(TEXT Opens)

In the case of Judge Alito, Sen. Dianne Feinstein, California Democrat, appears to be almost certain that he will overturn the landmark 1973 Roev.Wadedecision. Nonetheless, she said, "This might be a man I disagree with, but it doesn't mean he shouldn't be on the court."

In Turkey, Mr. Erdogan eventually became prime minister -- after government overturned the laws preventing him from serving and the courts lifted the ban. Yet the secularists couldn't forget his statements like, "Democracy is like a trolley that will ride me to the target"; "My reference is Islam"; and "Elhamdulillah, we are for sharia" which left little room for interpretation.

Turkish democracy had accomplished a lot, but when Mr. Erdogan met Mr. Bush on Dec 2002, no one knew how his leadership would affect the country. Yet Mr. Bush treated Mr. Erdogan as if he were already the head of government, and then-White House spokesman Ari Fleischer said the two discussed Iraq.

And when they met, Mr. Erdogan did not have a Turkish diplomat on hand to officially record it. Turkish secularists and liberals, loyal and longstanding friends of America, saw this as a betrayal and a rebuke to Turkey's democratic processes.

(TEXT Closes)

# [SET OF TASKS]
(a) In the text on Mr. Erdogan and Turkish democracy, who was the White House spokesman who said that Mr. Bush and Mr. Erdogan discussed Iraq?
(b) In the text on Mr. Erdogan and Turkish democracy, write out the stretch from "Turkish democracy had" through "Turkey's democratic processes." again, replacing "betrayal" with "insult".

(DATA SECTION Opens)

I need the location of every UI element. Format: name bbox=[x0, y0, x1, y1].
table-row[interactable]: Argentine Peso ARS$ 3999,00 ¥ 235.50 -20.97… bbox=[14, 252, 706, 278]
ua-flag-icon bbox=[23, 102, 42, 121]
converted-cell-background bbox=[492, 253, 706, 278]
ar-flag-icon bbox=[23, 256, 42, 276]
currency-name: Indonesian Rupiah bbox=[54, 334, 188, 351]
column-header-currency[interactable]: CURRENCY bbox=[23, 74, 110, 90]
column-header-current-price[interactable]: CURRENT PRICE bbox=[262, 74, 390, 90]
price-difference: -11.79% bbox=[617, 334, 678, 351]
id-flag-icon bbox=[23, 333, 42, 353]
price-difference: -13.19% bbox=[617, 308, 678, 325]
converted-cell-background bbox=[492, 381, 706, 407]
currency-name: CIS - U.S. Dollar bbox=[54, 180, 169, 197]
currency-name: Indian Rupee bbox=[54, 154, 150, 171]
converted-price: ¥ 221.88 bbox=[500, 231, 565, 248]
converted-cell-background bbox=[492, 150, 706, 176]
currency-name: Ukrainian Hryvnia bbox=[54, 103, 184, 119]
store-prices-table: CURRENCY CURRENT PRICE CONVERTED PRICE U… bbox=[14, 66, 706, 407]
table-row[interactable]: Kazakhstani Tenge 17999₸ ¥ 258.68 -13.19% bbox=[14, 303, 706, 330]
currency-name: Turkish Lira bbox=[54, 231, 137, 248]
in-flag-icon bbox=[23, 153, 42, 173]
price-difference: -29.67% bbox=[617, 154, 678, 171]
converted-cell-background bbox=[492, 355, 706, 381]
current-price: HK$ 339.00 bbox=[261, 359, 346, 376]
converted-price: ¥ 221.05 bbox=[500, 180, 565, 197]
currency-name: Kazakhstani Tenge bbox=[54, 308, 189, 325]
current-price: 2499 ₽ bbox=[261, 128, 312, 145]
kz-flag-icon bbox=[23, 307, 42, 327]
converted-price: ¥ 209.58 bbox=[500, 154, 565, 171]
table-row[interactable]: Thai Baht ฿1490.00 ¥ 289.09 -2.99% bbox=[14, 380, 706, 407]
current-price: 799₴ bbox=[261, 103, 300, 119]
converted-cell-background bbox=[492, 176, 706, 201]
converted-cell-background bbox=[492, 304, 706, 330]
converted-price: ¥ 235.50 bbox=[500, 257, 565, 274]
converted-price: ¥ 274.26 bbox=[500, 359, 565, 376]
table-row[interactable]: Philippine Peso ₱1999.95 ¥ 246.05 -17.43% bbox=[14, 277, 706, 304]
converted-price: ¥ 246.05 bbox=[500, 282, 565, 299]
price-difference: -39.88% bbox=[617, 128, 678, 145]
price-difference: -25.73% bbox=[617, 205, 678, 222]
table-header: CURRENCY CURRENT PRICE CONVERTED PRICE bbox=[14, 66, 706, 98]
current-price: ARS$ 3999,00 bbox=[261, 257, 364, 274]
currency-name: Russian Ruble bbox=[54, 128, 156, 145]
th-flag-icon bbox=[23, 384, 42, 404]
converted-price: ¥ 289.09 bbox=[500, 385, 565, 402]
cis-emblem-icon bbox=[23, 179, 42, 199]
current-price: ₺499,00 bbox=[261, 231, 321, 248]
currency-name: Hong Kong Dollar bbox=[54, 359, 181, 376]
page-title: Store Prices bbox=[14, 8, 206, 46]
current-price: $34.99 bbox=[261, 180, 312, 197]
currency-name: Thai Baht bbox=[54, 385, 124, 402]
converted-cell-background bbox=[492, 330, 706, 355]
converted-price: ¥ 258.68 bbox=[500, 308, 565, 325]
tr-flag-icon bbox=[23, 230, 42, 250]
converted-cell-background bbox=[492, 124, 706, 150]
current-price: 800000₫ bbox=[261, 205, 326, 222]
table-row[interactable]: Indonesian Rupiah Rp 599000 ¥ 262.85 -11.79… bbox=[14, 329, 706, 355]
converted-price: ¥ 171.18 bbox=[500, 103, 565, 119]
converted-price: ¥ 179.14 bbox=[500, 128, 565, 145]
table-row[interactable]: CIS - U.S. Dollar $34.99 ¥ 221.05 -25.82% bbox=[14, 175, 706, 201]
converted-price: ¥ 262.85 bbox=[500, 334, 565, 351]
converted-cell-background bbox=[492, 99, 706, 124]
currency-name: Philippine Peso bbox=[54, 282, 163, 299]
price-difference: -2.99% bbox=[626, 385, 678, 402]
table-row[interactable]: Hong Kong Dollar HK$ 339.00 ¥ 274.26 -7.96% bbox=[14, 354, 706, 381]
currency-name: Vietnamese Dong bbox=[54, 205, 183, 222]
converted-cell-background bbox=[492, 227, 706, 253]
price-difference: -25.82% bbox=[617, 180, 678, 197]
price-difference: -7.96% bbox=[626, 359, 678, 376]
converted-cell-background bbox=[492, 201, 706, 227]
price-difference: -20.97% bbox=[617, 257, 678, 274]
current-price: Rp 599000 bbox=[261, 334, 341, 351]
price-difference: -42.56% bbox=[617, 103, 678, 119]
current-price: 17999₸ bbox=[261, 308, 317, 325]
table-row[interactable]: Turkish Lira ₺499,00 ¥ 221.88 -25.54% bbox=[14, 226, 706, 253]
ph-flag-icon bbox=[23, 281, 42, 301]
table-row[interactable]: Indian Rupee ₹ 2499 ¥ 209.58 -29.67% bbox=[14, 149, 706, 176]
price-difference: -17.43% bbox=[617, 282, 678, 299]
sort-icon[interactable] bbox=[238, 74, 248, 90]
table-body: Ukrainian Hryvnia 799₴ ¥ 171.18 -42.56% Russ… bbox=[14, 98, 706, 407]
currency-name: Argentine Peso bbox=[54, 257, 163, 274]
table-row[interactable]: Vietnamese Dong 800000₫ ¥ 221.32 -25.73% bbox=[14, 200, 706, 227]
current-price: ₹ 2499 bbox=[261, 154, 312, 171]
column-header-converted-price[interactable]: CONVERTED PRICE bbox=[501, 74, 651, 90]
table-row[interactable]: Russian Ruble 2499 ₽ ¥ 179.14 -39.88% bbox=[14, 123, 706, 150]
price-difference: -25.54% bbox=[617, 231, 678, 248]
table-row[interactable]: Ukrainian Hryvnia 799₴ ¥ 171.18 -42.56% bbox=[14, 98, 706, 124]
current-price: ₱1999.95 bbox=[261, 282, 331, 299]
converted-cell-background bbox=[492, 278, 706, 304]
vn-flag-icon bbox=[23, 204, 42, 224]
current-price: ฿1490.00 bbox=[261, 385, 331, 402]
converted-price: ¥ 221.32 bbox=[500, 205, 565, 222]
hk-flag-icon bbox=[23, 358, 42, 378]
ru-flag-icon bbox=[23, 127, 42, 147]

(DATA SECTION Closes)

# [ANSWERS BY TASK]
(a) Ari Fleischer

(b)
Turkish democracy had accomplished a lot, but when Mr. Erdogan met Mr. Bush on Dec 2002, no one knew how his leadership would affect the country. Yet Mr. Bush treated Mr. Erdogan as if he were already the head of government, and then-White House spokesman Ari Fleischer said the two discussed Iraq.

And when they met, Mr. Erdogan did not have a Turkish diplomat on hand to officially record it. Turkish secularists and liberals, loyal and longstanding friends of America, saw this as a insult and a rebuke to Turkey's democratic processes.